Your goal
Write out the entries below once more, exactly.

(Data extracted from a collection)
————
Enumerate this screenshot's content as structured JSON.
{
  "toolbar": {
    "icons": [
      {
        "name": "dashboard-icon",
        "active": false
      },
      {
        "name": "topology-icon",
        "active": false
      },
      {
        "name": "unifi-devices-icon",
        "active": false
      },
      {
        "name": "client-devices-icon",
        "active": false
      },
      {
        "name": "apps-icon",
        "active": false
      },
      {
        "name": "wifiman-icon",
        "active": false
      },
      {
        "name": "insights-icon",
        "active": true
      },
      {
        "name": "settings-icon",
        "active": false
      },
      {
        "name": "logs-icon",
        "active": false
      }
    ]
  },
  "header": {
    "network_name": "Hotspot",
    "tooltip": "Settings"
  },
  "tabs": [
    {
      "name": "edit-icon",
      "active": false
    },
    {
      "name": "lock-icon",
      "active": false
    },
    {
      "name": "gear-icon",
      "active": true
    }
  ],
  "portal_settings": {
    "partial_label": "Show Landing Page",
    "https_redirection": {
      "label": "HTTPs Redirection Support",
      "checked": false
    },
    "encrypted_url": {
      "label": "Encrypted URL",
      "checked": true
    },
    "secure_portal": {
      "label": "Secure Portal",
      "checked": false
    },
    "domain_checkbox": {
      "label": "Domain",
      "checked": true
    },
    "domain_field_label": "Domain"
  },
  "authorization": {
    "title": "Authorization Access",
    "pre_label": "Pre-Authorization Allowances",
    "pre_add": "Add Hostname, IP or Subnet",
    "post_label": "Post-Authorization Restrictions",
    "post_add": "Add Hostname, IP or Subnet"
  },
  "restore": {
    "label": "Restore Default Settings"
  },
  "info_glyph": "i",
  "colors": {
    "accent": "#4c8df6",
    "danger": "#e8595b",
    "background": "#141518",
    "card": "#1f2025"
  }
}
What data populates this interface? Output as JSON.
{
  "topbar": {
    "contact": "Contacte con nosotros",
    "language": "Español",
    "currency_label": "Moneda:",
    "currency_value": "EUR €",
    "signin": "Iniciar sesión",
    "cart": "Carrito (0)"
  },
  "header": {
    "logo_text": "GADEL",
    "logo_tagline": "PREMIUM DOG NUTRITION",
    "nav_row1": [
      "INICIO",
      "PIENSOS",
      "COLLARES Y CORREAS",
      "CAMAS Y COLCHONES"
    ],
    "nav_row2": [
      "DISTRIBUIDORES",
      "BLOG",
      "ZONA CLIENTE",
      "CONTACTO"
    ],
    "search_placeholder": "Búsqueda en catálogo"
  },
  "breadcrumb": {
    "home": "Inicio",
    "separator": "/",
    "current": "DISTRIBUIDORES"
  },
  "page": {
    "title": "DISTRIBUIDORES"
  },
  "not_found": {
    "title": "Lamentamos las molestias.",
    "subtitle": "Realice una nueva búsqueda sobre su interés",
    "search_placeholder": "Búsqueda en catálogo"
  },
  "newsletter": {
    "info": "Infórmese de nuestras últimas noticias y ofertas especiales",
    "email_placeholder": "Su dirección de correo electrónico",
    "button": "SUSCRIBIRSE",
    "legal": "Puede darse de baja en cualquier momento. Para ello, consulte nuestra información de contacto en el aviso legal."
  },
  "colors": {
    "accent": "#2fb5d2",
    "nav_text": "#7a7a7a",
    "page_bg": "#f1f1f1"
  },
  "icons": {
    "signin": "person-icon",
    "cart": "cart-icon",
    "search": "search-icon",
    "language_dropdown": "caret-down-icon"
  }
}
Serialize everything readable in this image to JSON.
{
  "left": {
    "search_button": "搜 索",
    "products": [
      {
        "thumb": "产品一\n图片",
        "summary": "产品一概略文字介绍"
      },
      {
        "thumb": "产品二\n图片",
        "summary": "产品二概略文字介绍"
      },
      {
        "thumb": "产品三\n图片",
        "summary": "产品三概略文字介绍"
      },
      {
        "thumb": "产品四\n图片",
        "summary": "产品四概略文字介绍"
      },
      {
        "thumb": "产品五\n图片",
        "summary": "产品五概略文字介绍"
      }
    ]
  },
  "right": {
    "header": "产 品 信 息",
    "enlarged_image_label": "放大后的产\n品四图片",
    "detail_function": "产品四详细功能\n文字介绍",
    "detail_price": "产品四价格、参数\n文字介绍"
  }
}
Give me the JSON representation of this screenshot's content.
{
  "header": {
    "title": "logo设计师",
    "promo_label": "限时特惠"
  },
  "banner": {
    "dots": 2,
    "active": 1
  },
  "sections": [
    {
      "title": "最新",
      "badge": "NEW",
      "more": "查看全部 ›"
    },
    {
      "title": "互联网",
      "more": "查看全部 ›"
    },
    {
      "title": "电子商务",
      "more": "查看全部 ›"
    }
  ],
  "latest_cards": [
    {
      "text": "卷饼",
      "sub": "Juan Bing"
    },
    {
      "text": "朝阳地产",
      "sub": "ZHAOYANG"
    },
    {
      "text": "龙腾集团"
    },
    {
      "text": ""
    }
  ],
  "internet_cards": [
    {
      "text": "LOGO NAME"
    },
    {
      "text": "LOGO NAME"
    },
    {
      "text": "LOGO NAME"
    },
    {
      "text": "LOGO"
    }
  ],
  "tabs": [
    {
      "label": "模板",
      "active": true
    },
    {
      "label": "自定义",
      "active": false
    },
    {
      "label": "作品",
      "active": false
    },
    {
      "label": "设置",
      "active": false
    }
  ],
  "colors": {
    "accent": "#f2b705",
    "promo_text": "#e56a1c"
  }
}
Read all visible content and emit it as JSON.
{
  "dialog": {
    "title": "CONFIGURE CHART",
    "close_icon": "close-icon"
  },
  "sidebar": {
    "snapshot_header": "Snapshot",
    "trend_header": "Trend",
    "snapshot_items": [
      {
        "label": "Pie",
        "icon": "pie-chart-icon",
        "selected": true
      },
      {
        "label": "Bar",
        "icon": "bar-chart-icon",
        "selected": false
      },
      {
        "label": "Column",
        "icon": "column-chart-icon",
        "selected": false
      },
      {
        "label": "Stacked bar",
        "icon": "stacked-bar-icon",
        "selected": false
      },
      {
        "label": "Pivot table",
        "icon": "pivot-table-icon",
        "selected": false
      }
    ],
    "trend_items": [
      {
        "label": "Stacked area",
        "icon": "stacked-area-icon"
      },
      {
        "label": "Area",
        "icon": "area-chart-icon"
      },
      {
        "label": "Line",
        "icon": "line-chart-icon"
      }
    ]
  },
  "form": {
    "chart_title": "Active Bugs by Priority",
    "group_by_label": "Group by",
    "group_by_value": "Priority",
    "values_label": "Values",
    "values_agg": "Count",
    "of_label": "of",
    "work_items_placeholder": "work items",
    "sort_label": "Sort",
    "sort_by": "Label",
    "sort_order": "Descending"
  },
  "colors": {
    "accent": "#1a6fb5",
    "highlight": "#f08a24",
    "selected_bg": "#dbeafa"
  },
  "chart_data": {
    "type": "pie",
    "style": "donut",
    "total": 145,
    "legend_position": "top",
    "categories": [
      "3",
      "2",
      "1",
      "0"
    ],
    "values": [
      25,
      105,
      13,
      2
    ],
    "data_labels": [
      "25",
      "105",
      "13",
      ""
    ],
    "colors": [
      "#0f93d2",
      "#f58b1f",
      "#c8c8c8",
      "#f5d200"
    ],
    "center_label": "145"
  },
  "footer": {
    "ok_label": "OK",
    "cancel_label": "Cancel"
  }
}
————
Response for this exercise
Enumerate this screenshot's content as structured JSON.
{
  "toolbar": {
    "icons": [
      {
        "name": "dashboard-icon",
        "active": false
      },
      {
        "name": "topology-icon",
        "active": false
      },
      {
        "name": "unifi-devices-icon",
        "active": false
      },
      {
        "name": "client-devices-icon",
        "active": false
      },
      {
        "name": "apps-icon",
        "active": false
      },
      {
        "name": "wifiman-icon",
        "active": false
      },
      {
        "name": "insights-icon",
        "active": true
      },
      {
        "name": "settings-icon",
        "active": false
      },
      {
        "name": "logs-icon",
        "active": false
      }
    ]
  },
  "header": {
    "network_name": "Hotspot",
    "tooltip": "Settings"
  },
  "tabs": [
    {
      "name": "edit-icon",
      "active": false
    },
    {
      "name": "lock-icon",
      "active": false
    },
    {
      "name": "gear-icon",
      "active": true
    }
  ],
  "portal_settings": {
    "partial_label": "Show Landing Page",
    "https_redirection": {
      "label": "HTTPs Redirection Support",
      "checked": false
    },
    "encrypted_url": {
      "label": "Encrypted URL",
      "checked": true
    },
    "secure_portal": {
      "label": "Secure Portal",
      "checked": false
    },
    "domain_checkbox": {
      "label": "Domain",
      "checked": true
    },
    "domain_field_label": "Domain"
  },
  "authorization": {
    "title": "Authorization Access",
    "pre_label": "Pre-Authorization Allowances",
    "pre_add": "Add Hostname, IP or Subnet",
    "post_label": "Post-Authorization Restrictions",
    "post_add": "Add Hostname, IP or Subnet"
  },
  "restore": {
    "label": "Restore Default Settings"
  },
  "info_glyph": "i",
  "colors": {
    "accent": "#4c8df6",
    "danger": "#e8595b",
    "background": "#141518",
    "card": "#1f2025"
  }
}
What data populates this interface? Output as JSON.
{
  "topbar": {
    "contact": "Contacte con nosotros",
    "language": "Español",
    "currency_label": "Moneda:",
    "currency_value": "EUR €",
    "signin": "Iniciar sesión",
    "cart": "Carrito (0)"
  },
  "header": {
    "logo_text": "GADEL",
    "logo_tagline": "PREMIUM DOG NUTRITION",
    "nav_row1": [
      "INICIO",
      "PIENSOS",
      "COLLARES Y CORREAS",
      "CAMAS Y COLCHONES"
    ],
    "nav_row2": [
      "DISTRIBUIDORES",
      "BLOG",
      "ZONA CLIENTE",
      "CONTACTO"
    ],
    "search_placeholder": "Búsqueda en catálogo"
  },
  "breadcrumb": {
    "home": "Inicio",
    "separator": "/",
    "current": "DISTRIBUIDORES"
  },
  "page": {
    "title": "DISTRIBUIDORES"
  },
  "not_found": {
    "title": "Lamentamos las molestias.",
    "subtitle": "Realice una nueva búsqueda sobre su interés",
    "search_placeholder": "Búsqueda en catálogo"
  },
  "newsletter": {
    "info": "Infórmese de nuestras últimas noticias y ofertas especiales",
    "email_placeholder": "Su dirección de correo electrónico",
    "button": "SUSCRIBIRSE",
    "legal": "Puede darse de baja en cualquier momento. Para ello, consulte nuestra información de contacto en el aviso legal."
  },
  "colors": {
    "accent": "#2fb5d2",
    "nav_text": "#7a7a7a",
    "page_bg": "#f1f1f1"
  },
  "icons": {
    "signin": "person-icon",
    "cart": "cart-icon",
    "search": "search-icon",
    "language_dropdown": "caret-down-icon"
  }
}
Serialize everything readable in this image to JSON.
{
  "left": {
    "search_button": "搜 索",
    "products": [
      {
        "thumb": "产品一\n图片",
        "summary": "产品一概略文字介绍"
      },
      {
        "thumb": "产品二\n图片",
        "summary": "产品二概略文字介绍"
      },
      {
        "thumb": "产品三\n图片",
        "summary": "产品三概略文字介绍"
      },
      {
        "thumb": "产品四\n图片",
        "summary": "产品四概略文字介绍"
      },
      {
        "thumb": "产品五\n图片",
        "summary": "产品五概略文字介绍"
      }
    ]
  },
  "right": {
    "header": "产 品 信 息",
    "enlarged_image_label": "放大后的产\n品四图片",
    "detail_function": "产品四详细功能\n文字介绍",
    "detail_price": "产品四价格、参数\n文字介绍"
  }
}
Give me the JSON representation of this screenshot's content.
{
  "header": {
    "title": "logo设计师",
    "promo_label": "限时特惠"
  },
  "banner": {
    "dots": 2,
    "active": 1
  },
  "sections": [
    {
      "title": "最新",
      "badge": "NEW",
      "more": "查看全部 ›"
    },
    {
      "title": "互联网",
      "more": "查看全部 ›"
    },
    {
      "title": "电子商务",
      "more": "查看全部 ›"
    }
  ],
  "latest_cards": [
    {
      "text": "卷饼",
      "sub": "Juan Bing"
    },
    {
      "text": "朝阳地产",
      "sub": "ZHAOYANG"
    },
    {
      "text": "龙腾集团"
    },
    {
      "text": ""
    }
  ],
  "internet_cards": [
    {
      "text": "LOGO NAME"
    },
    {
      "text": "LOGO NAME"
    },
    {
      "text": "LOGO NAME"
    },
    {
      "text": "LOGO"
    }
  ],
  "tabs": [
    {
      "label": "模板",
      "active": true
    },
    {
      "label": "自定义",
      "active": false
    },
    {
      "label": "作品",
      "active": false
    },
    {
      "label": "设置",
      "active": false
    }
  ],
  "colors": {
    "accent": "#f2b705",
    "promo_text": "#e56a1c"
  }
}
Read all visible content and emit it as JSON.
{
  "dialog": {
    "title": "CONFIGURE CHART",
    "close_icon": "close-icon"
  },
  "sidebar": {
    "snapshot_header": "Snapshot",
    "trend_header": "Trend",
    "snapshot_items": [
      {
        "label": "Pie",
        "icon": "pie-chart-icon",
        "selected": true
      },
      {
        "label": "Bar",
        "icon": "bar-chart-icon",
        "selected": false
      },
      {
        "label": "Column",
        "icon": "column-chart-icon",
        "selected": false
      },
      {
        "label": "Stacked bar",
        "icon": "stacked-bar-icon",
        "selected": false
      },
      {
        "label": "Pivot table",
        "icon": "pivot-table-icon",
        "selected": false
      }
    ],
    "trend_items": [
      {
        "label": "Stacked area",
        "icon": "stacked-area-icon"
      },
      {
        "label": "Area",
        "icon": "area-chart-icon"
      },
      {
        "label": "Line",
        "icon": "line-chart-icon"
      }
    ]
  },
  "form": {
    "chart_title": "Active Bugs by Priority",
    "group_by_label": "Group by",
    "group_by_value": "Priority",
    "values_label": "Values",
    "values_agg": "Count",
    "of_label": "of",
    "work_items_placeholder": "work items",
    "sort_label": "Sort",
    "sort_by": "Label",
    "sort_order": "Descending"
  },
  "colors": {
    "accent": "#1a6fb5",
    "highlight": "#f08a24",
    "selected_bg": "#dbeafa"
  },
  "chart_data": {
    "type": "pie",
    "style": "donut",
    "total": 145,
    "legend_position": "top",
    "categories": [
      "3",
      "2",
      "1",
      "0"
    ],
    "values": [
      25,
      105,
      13,
      2
    ],
    "data_labels": [
      "25",
      "105",
      "13",
      ""
    ],
    "colors": [
      "#0f93d2",
      "#f58b1f",
      "#c8c8c8",
      "#f5d200"
    ],
    "center_label": "145"
  },
  "footer": {
    "ok_label": "OK",
    "cancel_label": "Cancel"
  }
}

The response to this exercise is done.